For each line below that contains the word "entre", make a copy.

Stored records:
+ + + + +

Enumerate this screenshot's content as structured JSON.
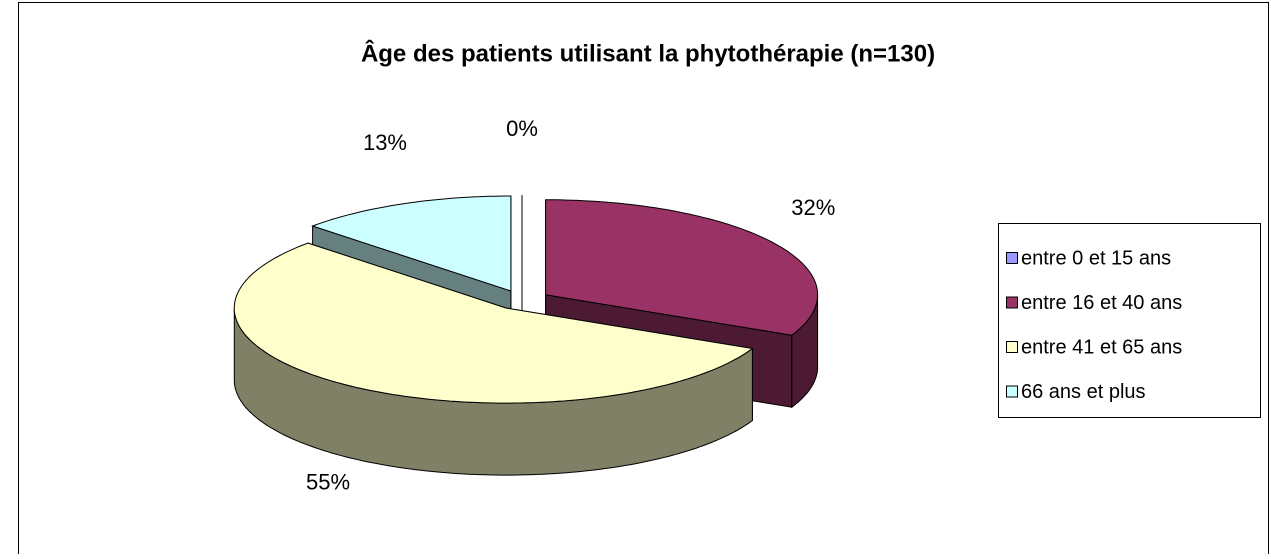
{
  "chart_data": {
    "type": "pie",
    "title": "Âge des patients utilisant la phytothérapie (n=130)",
    "categories": [
      "entre 0 et 15 ans",
      "entre 16 et 40 ans",
      "entre 41 et 65 ans",
      "66 ans et plus"
    ],
    "values": [
      0,
      32,
      55,
      13
    ],
    "value_labels": [
      "0%",
      "32%",
      "55%",
      "13%"
    ],
    "colors": [
      "#9999ff",
      "#993366",
      "#ffffcc",
      "#ccffff"
    ],
    "legend": "right"
  }
}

+ + + + +

Written answer:
      "entre 0 et 15 ans",
      "entre 16 et 40 ans",
      "entre 41 et 65 ans",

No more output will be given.